Instruction:
Exclude any images and output the remaining records exactly.

[Stored items]

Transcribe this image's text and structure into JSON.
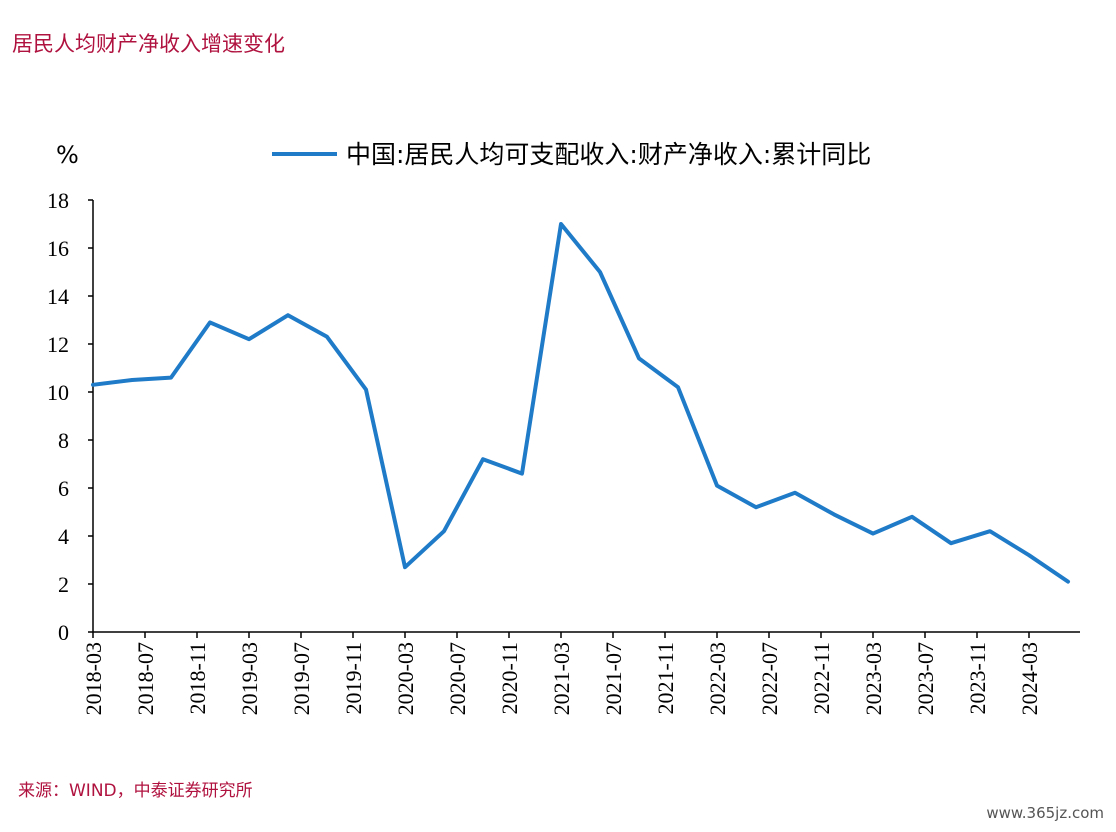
{
  "header": {
    "title": "居民人均财产净收入增速变化"
  },
  "footer": {
    "source": "来源：WIND，中泰证券研究所",
    "watermark": "www.365jz.com"
  },
  "chart_data": {
    "type": "line",
    "unit_label": "%",
    "legend_position": "top",
    "ylim": [
      0,
      18
    ],
    "yticks": [
      0,
      2,
      4,
      6,
      8,
      10,
      12,
      14,
      16,
      18
    ],
    "xtick_labels": [
      "2018-03",
      "2018-07",
      "2018-11",
      "2019-03",
      "2019-07",
      "2019-11",
      "2020-03",
      "2020-07",
      "2020-11",
      "2021-03",
      "2021-07",
      "2021-11",
      "2022-03",
      "2022-07",
      "2022-11",
      "2023-03",
      "2023-07",
      "2023-11",
      "2024-03"
    ],
    "x": [
      "2018-03",
      "2018-06",
      "2018-09",
      "2018-12",
      "2019-03",
      "2019-06",
      "2019-09",
      "2019-12",
      "2020-03",
      "2020-06",
      "2020-09",
      "2020-12",
      "2021-03",
      "2021-06",
      "2021-09",
      "2021-12",
      "2022-03",
      "2022-06",
      "2022-09",
      "2022-12",
      "2023-03",
      "2023-06",
      "2023-09",
      "2023-12",
      "2024-03",
      "2024-06"
    ],
    "series": [
      {
        "name": "中国:居民人均可支配收入:财产净收入:累计同比",
        "color": "#1f7bc8",
        "values": [
          10.3,
          10.5,
          10.6,
          12.9,
          12.2,
          13.2,
          12.3,
          10.1,
          2.7,
          4.2,
          7.2,
          6.6,
          17.0,
          15.0,
          11.4,
          10.2,
          6.1,
          5.2,
          5.8,
          4.9,
          4.1,
          4.8,
          3.7,
          4.2,
          3.2,
          2.1
        ]
      }
    ]
  }
}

The completed task:
Transcribe this image's text and structure into JSON.
{
  "header": {
    "title": "居民人均财产净收入增速变化"
  },
  "footer": {
    "source": "来源：WIND，中泰证券研究所",
    "watermark": "www.365jz.com"
  },
  "chart_data": {
    "type": "line",
    "unit_label": "%",
    "legend_position": "top",
    "ylim": [
      0,
      18
    ],
    "yticks": [
      0,
      2,
      4,
      6,
      8,
      10,
      12,
      14,
      16,
      18
    ],
    "xtick_labels": [
      "2018-03",
      "2018-07",
      "2018-11",
      "2019-03",
      "2019-07",
      "2019-11",
      "2020-03",
      "2020-07",
      "2020-11",
      "2021-03",
      "2021-07",
      "2021-11",
      "2022-03",
      "2022-07",
      "2022-11",
      "2023-03",
      "2023-07",
      "2023-11",
      "2024-03"
    ],
    "x": [
      "2018-03",
      "2018-06",
      "2018-09",
      "2018-12",
      "2019-03",
      "2019-06",
      "2019-09",
      "2019-12",
      "2020-03",
      "2020-06",
      "2020-09",
      "2020-12",
      "2021-03",
      "2021-06",
      "2021-09",
      "2021-12",
      "2022-03",
      "2022-06",
      "2022-09",
      "2022-12",
      "2023-03",
      "2023-06",
      "2023-09",
      "2023-12",
      "2024-03",
      "2024-06"
    ],
    "series": [
      {
        "name": "中国:居民人均可支配收入:财产净收入:累计同比",
        "color": "#1f7bc8",
        "values": [
          10.3,
          10.5,
          10.6,
          12.9,
          12.2,
          13.2,
          12.3,
          10.1,
          2.7,
          4.2,
          7.2,
          6.6,
          17.0,
          15.0,
          11.4,
          10.2,
          6.1,
          5.2,
          5.8,
          4.9,
          4.1,
          4.8,
          3.7,
          4.2,
          3.2,
          2.1
        ]
      }
    ]
  }
}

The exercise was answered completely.